■ Aim of the exercise ■
From the listing below, extract every line in which the word "四大名城" appears.

■ Data shown ■
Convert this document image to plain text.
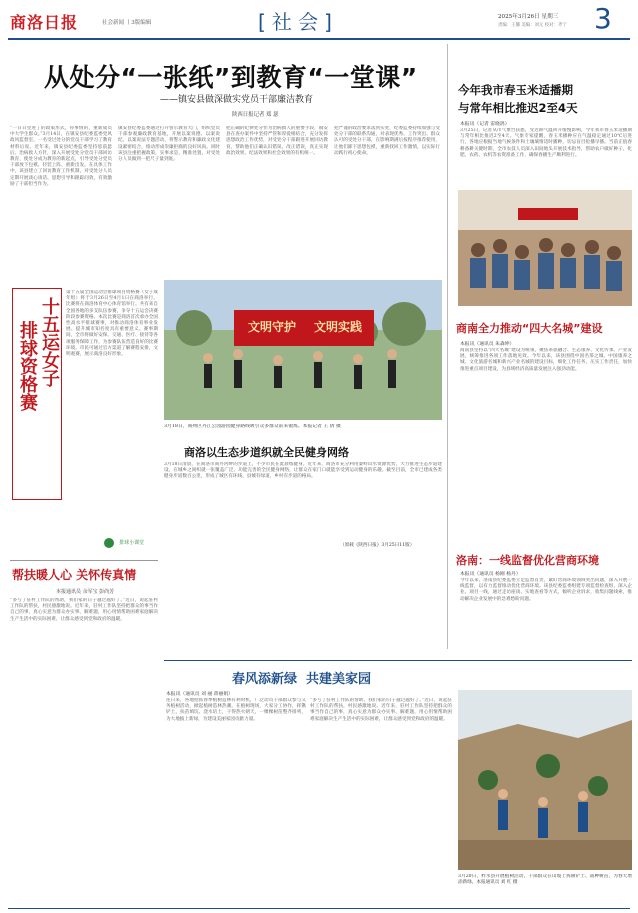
商洛日报	社会新闻 丨3版编辑	[ 社 会 ]	2025年3月26日 星期三
责编：王馨 美编：刘元 校对：齐宁 3
从处分“一张纸”到教育“一堂课”
——镇安县做深做实党员干部廉洁教育
陕西日报记者 郑 瑟
“一日日里进了的政策形式，你事情的，重新成员中大学生群众。”3月14日，在镇安县纪委监委党风政风监督室，一名受过处分的党员干部学习了教育材料后说。近年来，镇安县纪委监委坚持惩前毖后、治病救人方针，深入开展受处分党员干部回访教育，使处分成为教育的新起点，引导受处分党员干部放下包袱、轻装上阵、重新出发。在具体工作中，该县建立了回访教育工作机制，对受处分人员定期开展谈心谈话、思想引导和跟踪问效，有效激励了干部担当作为。
镇安县纪委监委通过打开警示教育大门，组织党员干部参观廉政教育基地，开展以案说德、以案说纪、以案说法专题活动，将警示教育和廉政文化建设紧密结合，推动形成崇廉拒腐的良好风尚。同时该县注重把握政策，实事求是、精准处置，对受处分人员做到一把尺子量到底。
把正确的纪律处分作为治病救人的重要手段，镇安县在查办案件中坚持严管和厚爱相结合，充分发挥思想政治工作优势，对受处分干部跟进开展回访教育，帮助他们正确认识错误、改正错误，真正实现政治效果、纪法效果和社会效果的有机统一。
把严谨的政治要求落到实处，纪委监委持续加强与受处分干部的联系沟通，对表现优秀、工作突出、群众认可的受处分干部，在影响期满后按程序推荐使用，让他们卸下思想包袱，重新找回工作激情，以实际行动践行初心使命。
今年我市春玉米适播期
与常年相比推迟2至4天
本报讯（记者 雷晓鸽）
3月25日，记者从市气象台获悉，受近期气温回升缓慢影响，今年我市春玉米适播期与常年相比推迟2至4天。气象专家提醒，春玉米播种应在气温稳定通过10℃后进行，各地应根据当地气候条件和土壤墒情适时播种，切忌盲目抢播早播。当前正值春耕备耕关键时期，全市农技人员深入田间地头开展技术指导，帮助农户做好种子、化肥、农药、农机等农资准备工作，确保春播生产顺利进行。
十五运女子
排球资格赛
第十五届全国运动会排球项目资格赛（女子成年组）将于3月26日至4月1日在商洛举行，比赛将在商洛体育中心体育馆举行。共有来自全国各地的多支队伍参赛，争夺十五运会决赛阶段参赛资格。本次比赛是商洛首次承办全国性高水平排球赛事，对推动商洛体育事业发展、提升城市知名度具有重要意义。赛事期间，全市将做好安保、交通、医疗、接待等各项服务保障工作，为参赛队伍营造良好的比赛环境。市民可通过官方渠道了解赛程安排，文明观赛，展示商洛良好形象。
排球小课堂
文明守护 文明实践
3月18日，商州区丹江公园游园健身路线吸引众多群众前来锻炼。本报记者 王 倩 摄
商南全力推动“四大名城”建设
本报讯（通讯员 朱森坤）
商南县坚持以“四大名城”建设为统领，聚焦茶旅融合、生态康养、文化传承、产业发展，统筹推进各项工作落地见效。今年以来，该县围绕中国名茶之城、中国康养之城、文化旅游名城和新兴产业名城的建设目标，细化工作任务，压实工作责任，加快推进重点项目建设，为县域经济高质量发展注入强劲动能。
商洛以生态步道织就全民健身网络
3月18日清晨，在商洛市商丹河畔的步道上，不少市民在此晨练健身。近年来，商洛市充分利用秦岭山水资源优势，大力推进生态步道建设，在城乡之间织就一张覆盖广泛、功能完善的全民健身网络，让群众在家门口就能享受到运动健身的乐趣。截至目前，全市已建成各类健身步道数百公里，形成了城区有环线、县城有绿道、乡村有步道的格局。
（原载《陕西日报》3月25日11版）
洛南：一线监督优化营商环境
本报讯（通讯员 杨刚 杨丹）
今年以来，洛南县纪委监委立足监督首责，紧盯营商环境领域突出问题，深入开展一线监督，以有力监督推动优化营商环境。该县纪委监委组建专项监督检查组，深入企业、项目一线，通过走访座谈、实地查看等方式，倾听企业诉求，收集问题线索，推动解决企业发展中的急难愁盼问题。
帮扶暖人心 关怀传真情
本报通讯员 余军宝 彭尚芳
“多亏了驻村工作队的帮助，我们家的日子越过越好了。”近日，说起驻村工作队的帮扶，村民感激地说。近年来，驻村工作队坚持把群众的事当作自己的事，真心实意为群众办实事、解难题，用心用情帮助困难家庭解决生产生活中的实际困难，让群众感受到党和政府的温暖。
春风添新绿  共建美家园
本报讯（通讯员 刘 丽 蒋丽娟）
连日来，各地抢抓春季植树造林有利时机，广泛动员干部群众参与义务植树活动，掀起植树造林热潮。在植树现场，大家分工协作，挥锹铲土、扶苗填坑、浇水培土，干得热火朝天，一棵棵树苗整齐排列，为大地披上新绿，为建设美丽家园贡献力量。
“多亏了驻村工作队的帮助，我们家的日子越过越好了。”近日，说起驻村工作队的帮扶，村民感激地说。近年来，驻村工作队坚持把群众的事当作自己的事，真心实意为群众办实事、解难题，用心用情帮助困难家庭解决生产生活中的实际困难，让群众感受到党和政府的温暖。
3月20日，柞水县开展植树活动，干部群众在山坡上挥锹铲土、栽种树苗，为春天增添新绿。本报通讯员 刘 红 摄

■ Exercise result ■
商南全力推动“四大名城”建设
商南县坚持以“四大名城”建设为统领，聚焦茶旅融合、生态康养、文化传承、产业发展，统筹推进各项工作落地见效。今年以来，该县围绕中国名茶之城、中国康养之城、文化旅游名城和新兴产业名城的建设目标，细化工作任务，压实工作责任，加快推进重点项目建设，为县域经济高质量发展注入强劲动能。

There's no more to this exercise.